Najia Houssari
ベイルート:西暦を用いるキリスト教宗派にとってのイースターの到来と共に、レバノンでは土曜日、新たに全面的なロックダウンと外出禁止令が実施された。
2年にわたりコロナウイルス感染症(COVID-19)がまん延しているため、休日の雰囲気はない。
その上、ウイルス対策で水を差されてわずかに残っていた祝日を祝う気持ちも、経済危機の影響で薄れてきている。
ロックダウンは火曜日の朝まで続く。
土曜日の朝、道路は閑散とし、商店は閉店していた。一方、スーパーマーケットは店内に入れる客の数を制限する電子プラットフォームを導入した。
飲食店では、テイクアウトやデリバリーのサービスのみを提供するようになった。
国内治安部隊は車両や徒歩によるパトロールを行った。また、検問所を設置して違反行為を取り締まり、マスク着用の必要性を強調した。

#### 課題の指示
上のレバノンのロックダウンに関する記事の一部を、一字一句変えずに繰り返してください。「Najia Houssari」を含む語句から始め、「危機の影響で薄れてきている。」の後で終えること。

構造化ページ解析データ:
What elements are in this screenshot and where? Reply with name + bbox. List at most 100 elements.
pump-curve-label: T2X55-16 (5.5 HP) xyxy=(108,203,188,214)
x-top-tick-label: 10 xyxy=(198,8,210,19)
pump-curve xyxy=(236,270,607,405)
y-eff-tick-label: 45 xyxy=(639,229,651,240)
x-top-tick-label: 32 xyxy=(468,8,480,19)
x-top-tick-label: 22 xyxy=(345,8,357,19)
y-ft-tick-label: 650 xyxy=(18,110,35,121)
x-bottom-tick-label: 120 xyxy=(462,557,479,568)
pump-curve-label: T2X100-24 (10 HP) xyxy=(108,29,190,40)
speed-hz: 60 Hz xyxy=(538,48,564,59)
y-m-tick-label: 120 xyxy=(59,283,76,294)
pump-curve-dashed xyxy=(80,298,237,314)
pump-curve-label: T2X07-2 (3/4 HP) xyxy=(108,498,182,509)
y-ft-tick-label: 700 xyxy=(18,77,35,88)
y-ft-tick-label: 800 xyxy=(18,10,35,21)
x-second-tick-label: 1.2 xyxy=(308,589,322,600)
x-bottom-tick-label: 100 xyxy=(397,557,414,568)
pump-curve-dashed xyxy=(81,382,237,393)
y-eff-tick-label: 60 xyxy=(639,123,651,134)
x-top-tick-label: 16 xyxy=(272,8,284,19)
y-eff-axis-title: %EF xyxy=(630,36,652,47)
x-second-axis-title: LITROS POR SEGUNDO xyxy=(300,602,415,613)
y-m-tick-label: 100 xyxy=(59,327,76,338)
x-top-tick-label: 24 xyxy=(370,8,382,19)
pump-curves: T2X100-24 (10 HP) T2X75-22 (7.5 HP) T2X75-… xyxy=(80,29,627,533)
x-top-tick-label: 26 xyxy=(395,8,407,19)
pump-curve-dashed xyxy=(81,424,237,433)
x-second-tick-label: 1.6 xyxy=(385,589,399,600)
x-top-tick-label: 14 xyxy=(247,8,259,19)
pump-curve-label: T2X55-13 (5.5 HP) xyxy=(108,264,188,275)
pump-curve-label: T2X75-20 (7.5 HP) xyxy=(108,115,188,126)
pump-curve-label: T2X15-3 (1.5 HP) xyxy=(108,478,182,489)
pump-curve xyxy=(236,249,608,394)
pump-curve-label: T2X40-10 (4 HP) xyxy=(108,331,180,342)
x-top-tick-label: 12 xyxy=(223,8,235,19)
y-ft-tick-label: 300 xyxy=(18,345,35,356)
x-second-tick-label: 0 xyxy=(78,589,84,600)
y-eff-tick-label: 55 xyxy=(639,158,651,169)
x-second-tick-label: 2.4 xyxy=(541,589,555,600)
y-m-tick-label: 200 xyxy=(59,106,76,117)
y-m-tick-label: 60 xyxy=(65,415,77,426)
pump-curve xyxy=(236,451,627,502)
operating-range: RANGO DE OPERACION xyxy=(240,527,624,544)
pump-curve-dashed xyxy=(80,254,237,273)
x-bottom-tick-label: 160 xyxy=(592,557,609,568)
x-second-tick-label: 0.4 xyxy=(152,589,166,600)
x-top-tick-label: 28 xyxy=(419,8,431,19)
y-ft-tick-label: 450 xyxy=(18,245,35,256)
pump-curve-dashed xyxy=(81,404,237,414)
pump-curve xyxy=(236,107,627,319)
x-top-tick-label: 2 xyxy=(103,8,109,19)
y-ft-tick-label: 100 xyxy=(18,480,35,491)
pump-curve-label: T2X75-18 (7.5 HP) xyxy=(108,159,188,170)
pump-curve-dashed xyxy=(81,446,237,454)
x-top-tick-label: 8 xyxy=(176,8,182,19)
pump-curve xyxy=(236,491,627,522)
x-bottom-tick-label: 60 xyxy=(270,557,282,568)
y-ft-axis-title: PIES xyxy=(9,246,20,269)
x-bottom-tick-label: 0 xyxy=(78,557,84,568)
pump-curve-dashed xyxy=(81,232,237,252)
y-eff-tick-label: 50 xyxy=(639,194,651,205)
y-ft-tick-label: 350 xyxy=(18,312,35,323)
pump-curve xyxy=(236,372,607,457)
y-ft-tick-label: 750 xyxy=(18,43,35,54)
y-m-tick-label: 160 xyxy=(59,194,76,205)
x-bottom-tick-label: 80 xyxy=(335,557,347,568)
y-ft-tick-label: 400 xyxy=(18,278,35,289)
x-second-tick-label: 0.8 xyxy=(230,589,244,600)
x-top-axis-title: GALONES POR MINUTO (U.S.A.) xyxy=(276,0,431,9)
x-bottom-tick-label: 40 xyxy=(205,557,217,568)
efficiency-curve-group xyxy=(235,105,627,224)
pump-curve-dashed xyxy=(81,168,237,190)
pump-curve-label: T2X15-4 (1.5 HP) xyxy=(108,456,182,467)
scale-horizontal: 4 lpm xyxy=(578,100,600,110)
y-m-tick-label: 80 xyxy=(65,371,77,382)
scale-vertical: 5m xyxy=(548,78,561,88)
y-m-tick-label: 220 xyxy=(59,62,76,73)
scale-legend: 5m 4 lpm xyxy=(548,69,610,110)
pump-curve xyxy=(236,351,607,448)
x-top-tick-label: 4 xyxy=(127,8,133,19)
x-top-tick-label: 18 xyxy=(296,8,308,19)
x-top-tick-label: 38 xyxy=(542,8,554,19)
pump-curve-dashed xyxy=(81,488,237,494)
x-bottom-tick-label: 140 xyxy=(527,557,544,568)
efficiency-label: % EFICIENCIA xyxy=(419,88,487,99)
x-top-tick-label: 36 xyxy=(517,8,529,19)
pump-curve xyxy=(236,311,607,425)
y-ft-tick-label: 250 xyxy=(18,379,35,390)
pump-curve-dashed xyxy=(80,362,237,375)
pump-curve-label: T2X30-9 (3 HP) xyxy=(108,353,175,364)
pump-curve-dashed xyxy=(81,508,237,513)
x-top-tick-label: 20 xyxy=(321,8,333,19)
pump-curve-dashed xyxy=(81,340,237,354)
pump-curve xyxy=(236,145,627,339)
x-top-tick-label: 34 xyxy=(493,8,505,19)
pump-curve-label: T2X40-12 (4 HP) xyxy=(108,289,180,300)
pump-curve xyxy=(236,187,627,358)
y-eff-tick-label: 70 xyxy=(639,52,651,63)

#### 解答例
Najia Houssari
ベイルート:西暦を用いるキリスト教宗派にとってのイースターの到来と共に、レバノンでは土曜日、新たに全面的なロックダウンと外出禁止令が実施された。
2年にわたりコロナウイルス感染症(COVID-19)がまん延しているため、休日の雰囲気はない。
その上、ウイルス対策で水を差されてわずかに残っていた祝日を祝う気持ちも、経済危機の影響で薄れてきている。